◆ **Set problem**: How many lines in the records below contain the word "left"? Give only the number.

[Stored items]
start

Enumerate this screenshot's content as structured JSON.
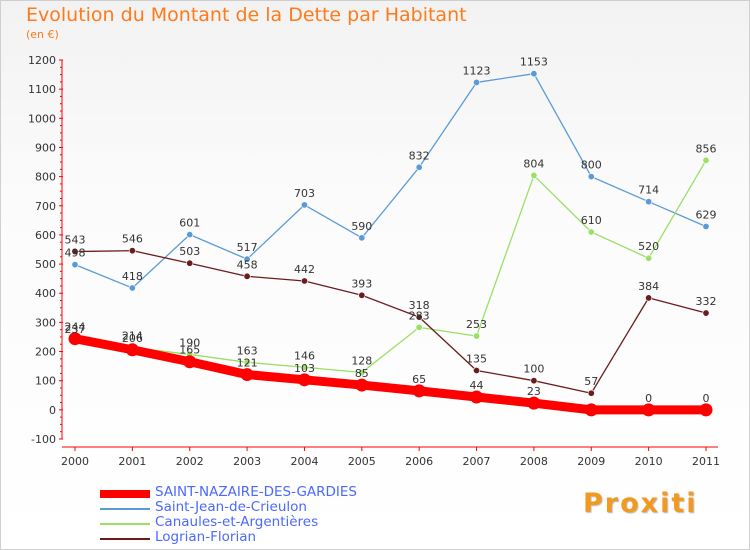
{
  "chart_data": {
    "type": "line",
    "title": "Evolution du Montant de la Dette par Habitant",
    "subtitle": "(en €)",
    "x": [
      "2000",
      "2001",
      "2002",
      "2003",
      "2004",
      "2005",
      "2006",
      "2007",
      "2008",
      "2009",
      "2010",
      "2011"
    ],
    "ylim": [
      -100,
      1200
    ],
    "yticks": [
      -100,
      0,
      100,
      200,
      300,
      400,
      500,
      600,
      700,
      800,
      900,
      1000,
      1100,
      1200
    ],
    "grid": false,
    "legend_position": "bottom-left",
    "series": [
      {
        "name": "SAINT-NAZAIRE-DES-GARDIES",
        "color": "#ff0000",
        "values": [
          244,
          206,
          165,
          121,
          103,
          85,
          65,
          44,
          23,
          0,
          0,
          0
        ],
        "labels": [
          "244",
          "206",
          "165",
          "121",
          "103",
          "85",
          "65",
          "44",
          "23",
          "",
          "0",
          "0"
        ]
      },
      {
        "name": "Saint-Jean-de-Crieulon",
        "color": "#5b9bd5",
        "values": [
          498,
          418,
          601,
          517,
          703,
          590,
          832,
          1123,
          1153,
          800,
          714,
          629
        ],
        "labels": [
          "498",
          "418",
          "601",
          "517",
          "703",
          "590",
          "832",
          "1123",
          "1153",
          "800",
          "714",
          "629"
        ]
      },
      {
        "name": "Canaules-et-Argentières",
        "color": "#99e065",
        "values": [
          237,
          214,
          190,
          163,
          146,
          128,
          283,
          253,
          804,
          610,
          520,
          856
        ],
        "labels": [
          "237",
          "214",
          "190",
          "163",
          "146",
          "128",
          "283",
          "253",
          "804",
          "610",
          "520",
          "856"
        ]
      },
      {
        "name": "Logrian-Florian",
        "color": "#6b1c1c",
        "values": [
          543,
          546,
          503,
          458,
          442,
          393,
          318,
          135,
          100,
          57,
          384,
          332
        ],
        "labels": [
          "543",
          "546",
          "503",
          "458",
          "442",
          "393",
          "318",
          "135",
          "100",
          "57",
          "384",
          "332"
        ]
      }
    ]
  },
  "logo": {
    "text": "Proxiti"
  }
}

end
start

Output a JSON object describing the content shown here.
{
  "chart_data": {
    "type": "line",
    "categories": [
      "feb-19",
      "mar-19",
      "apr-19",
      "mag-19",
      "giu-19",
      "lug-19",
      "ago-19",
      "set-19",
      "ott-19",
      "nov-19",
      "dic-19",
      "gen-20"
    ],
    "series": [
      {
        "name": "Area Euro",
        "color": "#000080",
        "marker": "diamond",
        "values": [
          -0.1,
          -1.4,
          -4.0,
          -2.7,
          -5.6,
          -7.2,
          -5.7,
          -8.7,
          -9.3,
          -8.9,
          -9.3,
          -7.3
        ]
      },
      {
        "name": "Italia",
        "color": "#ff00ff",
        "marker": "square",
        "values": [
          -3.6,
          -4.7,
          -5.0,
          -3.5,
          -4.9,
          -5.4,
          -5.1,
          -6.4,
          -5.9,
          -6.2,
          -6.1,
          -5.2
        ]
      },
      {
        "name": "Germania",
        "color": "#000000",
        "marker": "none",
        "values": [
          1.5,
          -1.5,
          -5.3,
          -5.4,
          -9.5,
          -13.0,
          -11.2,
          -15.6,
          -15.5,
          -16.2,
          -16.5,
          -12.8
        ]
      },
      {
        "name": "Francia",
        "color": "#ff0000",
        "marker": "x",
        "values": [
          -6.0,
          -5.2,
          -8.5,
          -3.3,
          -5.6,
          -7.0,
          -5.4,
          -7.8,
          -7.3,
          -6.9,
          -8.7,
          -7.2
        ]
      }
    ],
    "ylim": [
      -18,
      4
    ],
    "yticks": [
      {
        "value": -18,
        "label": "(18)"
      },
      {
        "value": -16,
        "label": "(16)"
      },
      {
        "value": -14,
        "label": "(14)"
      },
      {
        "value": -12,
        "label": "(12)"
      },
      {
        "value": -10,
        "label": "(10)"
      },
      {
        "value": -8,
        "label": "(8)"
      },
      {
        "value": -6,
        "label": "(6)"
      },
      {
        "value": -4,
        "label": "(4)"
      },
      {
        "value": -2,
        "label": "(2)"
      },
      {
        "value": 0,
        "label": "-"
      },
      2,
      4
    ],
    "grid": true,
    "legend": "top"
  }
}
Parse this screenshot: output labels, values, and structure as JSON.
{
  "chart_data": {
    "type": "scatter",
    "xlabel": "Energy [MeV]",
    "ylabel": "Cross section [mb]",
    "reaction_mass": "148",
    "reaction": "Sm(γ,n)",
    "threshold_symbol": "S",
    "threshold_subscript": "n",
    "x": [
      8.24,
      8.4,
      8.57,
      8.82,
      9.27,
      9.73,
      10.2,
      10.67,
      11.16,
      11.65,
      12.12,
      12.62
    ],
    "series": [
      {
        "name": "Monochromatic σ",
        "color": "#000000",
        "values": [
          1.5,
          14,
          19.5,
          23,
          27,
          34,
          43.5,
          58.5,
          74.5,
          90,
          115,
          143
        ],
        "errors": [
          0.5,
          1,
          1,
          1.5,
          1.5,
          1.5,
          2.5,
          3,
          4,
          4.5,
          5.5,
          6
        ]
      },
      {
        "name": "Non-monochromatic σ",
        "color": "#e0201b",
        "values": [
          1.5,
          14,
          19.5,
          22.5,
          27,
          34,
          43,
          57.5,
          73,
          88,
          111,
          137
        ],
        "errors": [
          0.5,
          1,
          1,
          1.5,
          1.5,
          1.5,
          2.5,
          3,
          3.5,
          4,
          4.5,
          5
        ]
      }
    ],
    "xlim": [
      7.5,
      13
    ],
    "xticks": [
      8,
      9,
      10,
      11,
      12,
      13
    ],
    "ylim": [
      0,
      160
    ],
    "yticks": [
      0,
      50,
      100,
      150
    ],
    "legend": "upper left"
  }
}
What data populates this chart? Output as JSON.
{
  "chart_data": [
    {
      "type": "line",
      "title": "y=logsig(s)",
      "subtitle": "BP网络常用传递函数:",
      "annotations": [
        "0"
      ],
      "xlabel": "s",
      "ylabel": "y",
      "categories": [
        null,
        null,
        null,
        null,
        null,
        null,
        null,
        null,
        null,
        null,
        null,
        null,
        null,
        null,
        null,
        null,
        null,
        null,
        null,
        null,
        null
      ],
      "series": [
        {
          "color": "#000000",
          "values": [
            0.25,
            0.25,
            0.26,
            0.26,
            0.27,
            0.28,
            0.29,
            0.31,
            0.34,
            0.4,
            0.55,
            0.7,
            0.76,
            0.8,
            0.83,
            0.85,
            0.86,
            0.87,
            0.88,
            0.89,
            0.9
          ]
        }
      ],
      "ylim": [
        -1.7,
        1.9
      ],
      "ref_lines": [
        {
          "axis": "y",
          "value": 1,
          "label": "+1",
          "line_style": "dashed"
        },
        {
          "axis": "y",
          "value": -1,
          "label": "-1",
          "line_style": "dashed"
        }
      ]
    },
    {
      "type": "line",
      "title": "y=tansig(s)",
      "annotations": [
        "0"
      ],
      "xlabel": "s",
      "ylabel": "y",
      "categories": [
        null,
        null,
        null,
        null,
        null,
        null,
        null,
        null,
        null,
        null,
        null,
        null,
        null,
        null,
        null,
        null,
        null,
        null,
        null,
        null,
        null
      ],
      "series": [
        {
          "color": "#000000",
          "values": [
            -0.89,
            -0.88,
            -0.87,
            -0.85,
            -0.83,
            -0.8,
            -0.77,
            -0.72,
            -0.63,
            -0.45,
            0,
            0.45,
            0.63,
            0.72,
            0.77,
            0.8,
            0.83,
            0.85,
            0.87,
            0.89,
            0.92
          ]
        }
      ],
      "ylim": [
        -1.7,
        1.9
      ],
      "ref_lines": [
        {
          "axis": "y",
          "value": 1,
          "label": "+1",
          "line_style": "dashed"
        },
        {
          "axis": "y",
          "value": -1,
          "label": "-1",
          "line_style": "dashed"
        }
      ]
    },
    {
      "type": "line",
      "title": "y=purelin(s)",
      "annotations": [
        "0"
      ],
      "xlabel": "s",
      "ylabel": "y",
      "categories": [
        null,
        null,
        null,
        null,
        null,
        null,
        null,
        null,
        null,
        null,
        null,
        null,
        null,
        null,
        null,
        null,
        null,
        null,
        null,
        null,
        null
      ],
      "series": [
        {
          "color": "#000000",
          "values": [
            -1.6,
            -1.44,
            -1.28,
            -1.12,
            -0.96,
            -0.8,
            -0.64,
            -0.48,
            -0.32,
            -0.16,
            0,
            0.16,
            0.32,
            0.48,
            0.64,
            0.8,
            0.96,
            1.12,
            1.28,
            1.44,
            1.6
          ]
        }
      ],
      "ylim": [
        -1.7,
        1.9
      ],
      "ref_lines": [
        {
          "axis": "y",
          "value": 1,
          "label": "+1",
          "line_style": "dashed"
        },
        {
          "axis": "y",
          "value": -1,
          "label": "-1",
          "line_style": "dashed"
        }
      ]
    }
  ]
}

end
start

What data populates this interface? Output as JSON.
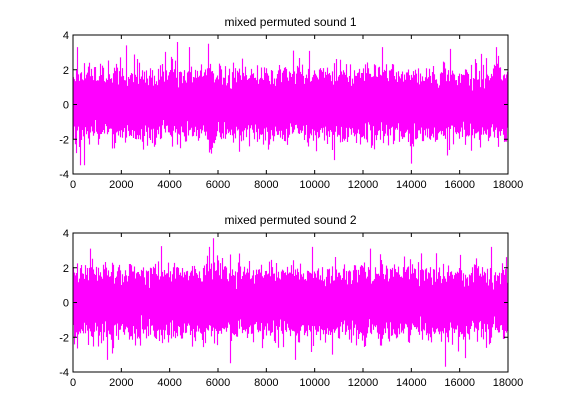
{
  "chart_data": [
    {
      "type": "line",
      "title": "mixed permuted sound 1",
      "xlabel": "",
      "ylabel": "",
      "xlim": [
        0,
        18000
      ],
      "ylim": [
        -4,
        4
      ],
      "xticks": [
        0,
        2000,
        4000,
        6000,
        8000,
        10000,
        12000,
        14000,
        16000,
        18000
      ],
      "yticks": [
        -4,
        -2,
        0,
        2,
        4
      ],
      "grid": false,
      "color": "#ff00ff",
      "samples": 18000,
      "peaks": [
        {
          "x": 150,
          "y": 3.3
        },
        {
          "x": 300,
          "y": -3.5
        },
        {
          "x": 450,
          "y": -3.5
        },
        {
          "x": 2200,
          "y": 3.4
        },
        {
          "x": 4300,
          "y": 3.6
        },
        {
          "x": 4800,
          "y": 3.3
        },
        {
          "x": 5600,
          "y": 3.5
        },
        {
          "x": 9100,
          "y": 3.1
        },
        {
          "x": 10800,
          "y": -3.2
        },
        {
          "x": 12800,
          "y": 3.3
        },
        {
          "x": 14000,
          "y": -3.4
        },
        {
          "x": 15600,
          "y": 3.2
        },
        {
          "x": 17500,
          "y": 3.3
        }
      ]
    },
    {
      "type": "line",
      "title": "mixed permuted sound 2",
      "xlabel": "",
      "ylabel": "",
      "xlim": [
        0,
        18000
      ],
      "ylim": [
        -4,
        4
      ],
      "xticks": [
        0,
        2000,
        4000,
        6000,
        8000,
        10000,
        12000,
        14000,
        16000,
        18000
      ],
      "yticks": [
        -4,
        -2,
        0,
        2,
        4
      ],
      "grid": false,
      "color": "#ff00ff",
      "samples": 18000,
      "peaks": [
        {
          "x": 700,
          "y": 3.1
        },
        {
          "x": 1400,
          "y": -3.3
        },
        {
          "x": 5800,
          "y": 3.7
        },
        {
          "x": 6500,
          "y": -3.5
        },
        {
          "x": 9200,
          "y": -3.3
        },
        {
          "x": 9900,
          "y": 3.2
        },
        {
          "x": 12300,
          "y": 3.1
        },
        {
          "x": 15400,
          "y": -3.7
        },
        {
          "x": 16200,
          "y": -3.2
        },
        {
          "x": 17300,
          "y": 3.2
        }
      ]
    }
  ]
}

end

◆ **Exercise answer**: 2